PROMPT ▸ Emit the exact text of every line from the line with "Output a JSON" to the line with "Convert this screenshot", both ends included. No other output is expected.

DATA ENTRIES ▸
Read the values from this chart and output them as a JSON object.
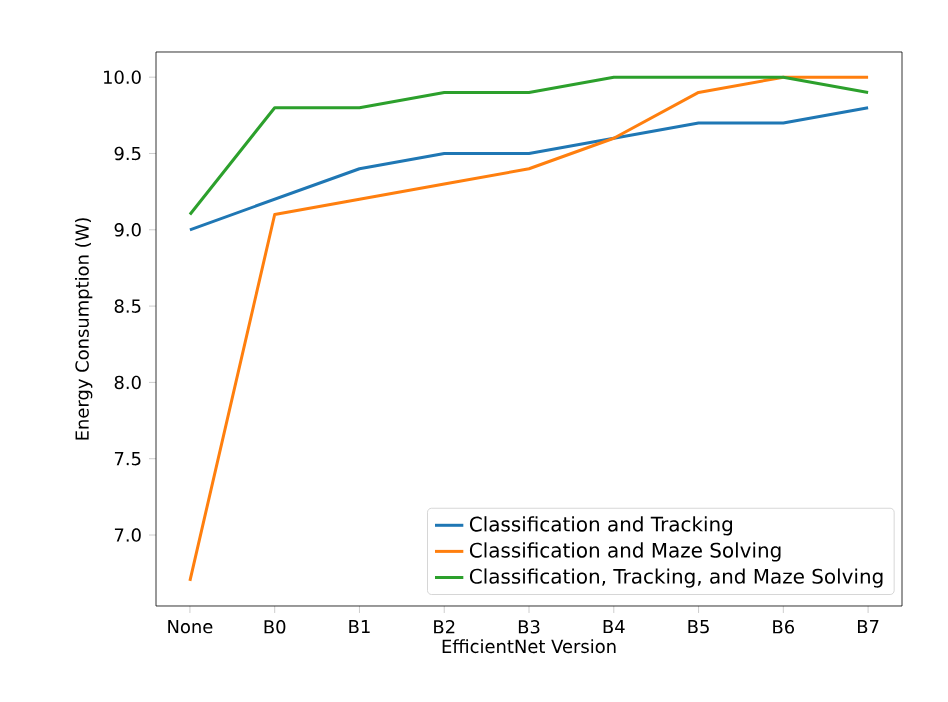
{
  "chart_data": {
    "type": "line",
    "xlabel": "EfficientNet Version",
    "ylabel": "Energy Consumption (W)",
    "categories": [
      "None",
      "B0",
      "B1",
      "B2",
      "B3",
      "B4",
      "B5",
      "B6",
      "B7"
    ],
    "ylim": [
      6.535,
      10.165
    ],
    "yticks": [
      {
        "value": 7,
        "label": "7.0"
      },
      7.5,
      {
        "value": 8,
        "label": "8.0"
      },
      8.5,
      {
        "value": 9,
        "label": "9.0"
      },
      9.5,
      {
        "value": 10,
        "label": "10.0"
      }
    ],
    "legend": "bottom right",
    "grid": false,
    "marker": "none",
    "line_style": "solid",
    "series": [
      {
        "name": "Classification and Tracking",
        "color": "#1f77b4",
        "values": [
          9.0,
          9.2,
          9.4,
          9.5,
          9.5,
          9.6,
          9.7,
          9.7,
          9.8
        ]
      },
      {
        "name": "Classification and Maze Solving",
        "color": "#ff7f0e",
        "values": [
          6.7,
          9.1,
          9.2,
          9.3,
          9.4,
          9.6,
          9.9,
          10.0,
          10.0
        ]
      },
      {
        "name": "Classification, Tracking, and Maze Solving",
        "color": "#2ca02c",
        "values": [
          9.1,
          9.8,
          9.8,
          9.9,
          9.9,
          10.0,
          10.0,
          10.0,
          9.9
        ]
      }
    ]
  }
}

==

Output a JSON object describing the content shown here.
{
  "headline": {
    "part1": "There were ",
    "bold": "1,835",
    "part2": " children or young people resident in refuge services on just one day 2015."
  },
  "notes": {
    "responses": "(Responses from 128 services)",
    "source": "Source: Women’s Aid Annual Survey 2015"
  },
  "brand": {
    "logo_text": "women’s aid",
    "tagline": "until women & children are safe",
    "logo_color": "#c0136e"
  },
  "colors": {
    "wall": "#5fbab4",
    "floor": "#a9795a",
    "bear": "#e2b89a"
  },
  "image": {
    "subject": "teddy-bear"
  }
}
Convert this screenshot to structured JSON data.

...

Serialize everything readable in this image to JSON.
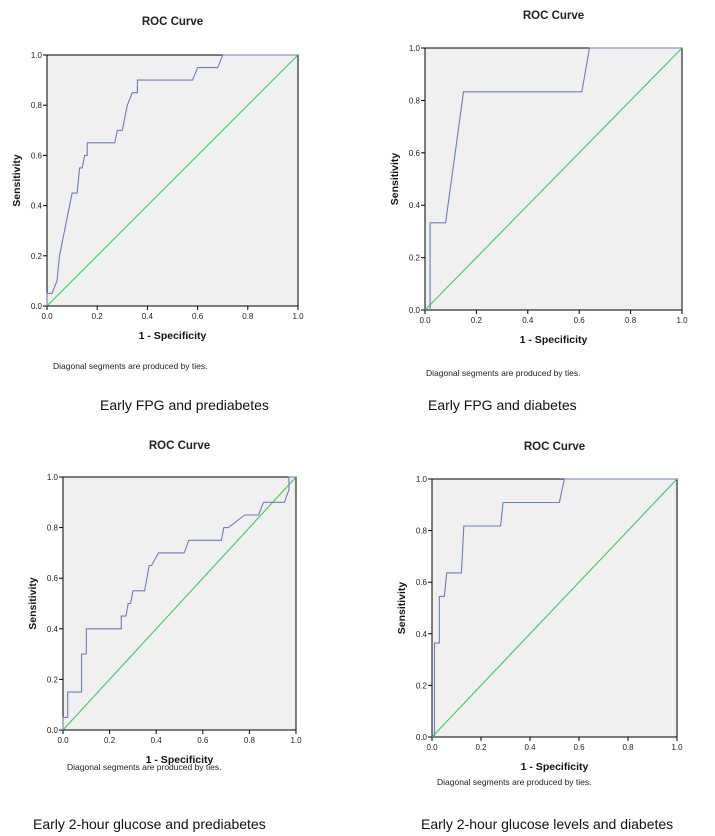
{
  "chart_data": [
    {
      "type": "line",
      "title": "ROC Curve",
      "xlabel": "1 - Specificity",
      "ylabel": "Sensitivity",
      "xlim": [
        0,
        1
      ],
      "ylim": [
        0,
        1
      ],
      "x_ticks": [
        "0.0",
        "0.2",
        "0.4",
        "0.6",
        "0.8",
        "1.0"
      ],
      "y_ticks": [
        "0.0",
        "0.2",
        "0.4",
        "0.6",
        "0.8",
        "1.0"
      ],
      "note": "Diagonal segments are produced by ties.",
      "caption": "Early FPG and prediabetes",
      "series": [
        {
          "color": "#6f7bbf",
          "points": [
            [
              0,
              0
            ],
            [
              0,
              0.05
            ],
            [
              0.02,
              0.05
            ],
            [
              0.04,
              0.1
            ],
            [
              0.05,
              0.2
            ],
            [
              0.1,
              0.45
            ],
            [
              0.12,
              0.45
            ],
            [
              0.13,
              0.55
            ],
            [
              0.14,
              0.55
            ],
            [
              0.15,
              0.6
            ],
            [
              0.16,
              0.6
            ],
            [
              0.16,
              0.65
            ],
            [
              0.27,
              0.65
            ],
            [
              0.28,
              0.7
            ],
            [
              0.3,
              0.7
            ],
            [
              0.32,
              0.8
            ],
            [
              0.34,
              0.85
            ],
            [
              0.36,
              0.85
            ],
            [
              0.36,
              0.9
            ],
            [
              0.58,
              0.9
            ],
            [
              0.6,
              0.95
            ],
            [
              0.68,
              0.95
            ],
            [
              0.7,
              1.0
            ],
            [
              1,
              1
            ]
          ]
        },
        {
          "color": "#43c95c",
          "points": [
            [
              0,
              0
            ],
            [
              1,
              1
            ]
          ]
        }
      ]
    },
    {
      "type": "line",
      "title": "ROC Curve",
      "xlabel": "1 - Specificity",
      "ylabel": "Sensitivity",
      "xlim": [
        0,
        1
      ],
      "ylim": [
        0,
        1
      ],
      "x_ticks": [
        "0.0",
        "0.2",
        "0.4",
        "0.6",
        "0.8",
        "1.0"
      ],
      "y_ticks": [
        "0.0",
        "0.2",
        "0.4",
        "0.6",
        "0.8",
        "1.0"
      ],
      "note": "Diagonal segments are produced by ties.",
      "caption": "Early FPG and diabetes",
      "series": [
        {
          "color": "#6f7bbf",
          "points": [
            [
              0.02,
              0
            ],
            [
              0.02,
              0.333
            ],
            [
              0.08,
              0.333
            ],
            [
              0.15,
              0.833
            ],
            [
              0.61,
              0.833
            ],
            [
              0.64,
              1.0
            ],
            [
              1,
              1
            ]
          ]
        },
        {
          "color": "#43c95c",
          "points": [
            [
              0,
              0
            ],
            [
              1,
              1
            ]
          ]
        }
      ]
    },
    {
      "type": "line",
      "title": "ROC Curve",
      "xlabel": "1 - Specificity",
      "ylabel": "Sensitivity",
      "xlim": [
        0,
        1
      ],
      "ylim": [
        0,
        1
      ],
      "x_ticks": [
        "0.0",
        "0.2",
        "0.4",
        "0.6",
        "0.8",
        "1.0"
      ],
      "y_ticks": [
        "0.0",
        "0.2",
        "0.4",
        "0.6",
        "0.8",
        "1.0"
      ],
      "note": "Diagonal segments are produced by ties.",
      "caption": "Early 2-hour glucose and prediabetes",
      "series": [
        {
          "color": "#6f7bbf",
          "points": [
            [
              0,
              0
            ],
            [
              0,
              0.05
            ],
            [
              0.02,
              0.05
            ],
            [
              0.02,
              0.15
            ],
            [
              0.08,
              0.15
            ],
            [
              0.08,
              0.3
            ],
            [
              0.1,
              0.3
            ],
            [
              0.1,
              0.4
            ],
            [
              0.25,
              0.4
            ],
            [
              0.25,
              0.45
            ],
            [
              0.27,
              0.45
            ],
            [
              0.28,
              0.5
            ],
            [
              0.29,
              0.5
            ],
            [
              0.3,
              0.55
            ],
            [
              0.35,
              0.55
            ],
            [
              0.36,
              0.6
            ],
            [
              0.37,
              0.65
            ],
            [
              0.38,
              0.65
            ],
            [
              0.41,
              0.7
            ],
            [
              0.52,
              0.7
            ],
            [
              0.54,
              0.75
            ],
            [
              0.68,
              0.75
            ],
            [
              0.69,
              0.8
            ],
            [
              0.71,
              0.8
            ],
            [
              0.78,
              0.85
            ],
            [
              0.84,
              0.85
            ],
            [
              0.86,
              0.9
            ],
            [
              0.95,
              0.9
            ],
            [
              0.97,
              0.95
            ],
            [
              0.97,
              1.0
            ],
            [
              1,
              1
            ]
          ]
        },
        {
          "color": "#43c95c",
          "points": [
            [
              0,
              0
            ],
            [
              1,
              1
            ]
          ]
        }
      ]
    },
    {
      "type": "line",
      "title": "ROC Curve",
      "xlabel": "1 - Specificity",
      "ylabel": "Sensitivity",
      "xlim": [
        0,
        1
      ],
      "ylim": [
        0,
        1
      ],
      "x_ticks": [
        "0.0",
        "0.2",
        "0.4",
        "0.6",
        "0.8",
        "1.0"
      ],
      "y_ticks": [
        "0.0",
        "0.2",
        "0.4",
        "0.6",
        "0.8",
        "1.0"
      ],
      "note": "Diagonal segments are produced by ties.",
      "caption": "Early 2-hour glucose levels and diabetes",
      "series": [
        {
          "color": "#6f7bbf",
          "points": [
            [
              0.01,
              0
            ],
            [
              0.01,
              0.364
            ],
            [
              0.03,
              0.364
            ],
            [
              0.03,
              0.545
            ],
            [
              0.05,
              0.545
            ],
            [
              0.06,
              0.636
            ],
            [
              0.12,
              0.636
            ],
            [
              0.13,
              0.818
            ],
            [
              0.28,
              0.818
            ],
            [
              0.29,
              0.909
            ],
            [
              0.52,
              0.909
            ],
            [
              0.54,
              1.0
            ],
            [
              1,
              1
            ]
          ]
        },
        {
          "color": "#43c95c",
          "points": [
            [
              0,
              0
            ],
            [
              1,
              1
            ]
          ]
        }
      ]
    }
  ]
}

WRITTEN SOLUTION ▸
Output a JSON object describing the content shown here.
{
  "headline": {
    "part1": "There were ",
    "bold": "1,835",
    "part2": " children or young people resident in refuge services on just one day 2015."
  },
  "notes": {
    "responses": "(Responses from 128 services)",
    "source": "Source: Women’s Aid Annual Survey 2015"
  },
  "brand": {
    "logo_text": "women’s aid",
    "tagline": "until women & children are safe",
    "logo_color": "#c0136e"
  },
  "colors": {
    "wall": "#5fbab4",
    "floor": "#a9795a",
    "bear": "#e2b89a"
  },
  "image": {
    "subject": "teddy-bear"
  }
}
Convert this screenshot to structured JSON data.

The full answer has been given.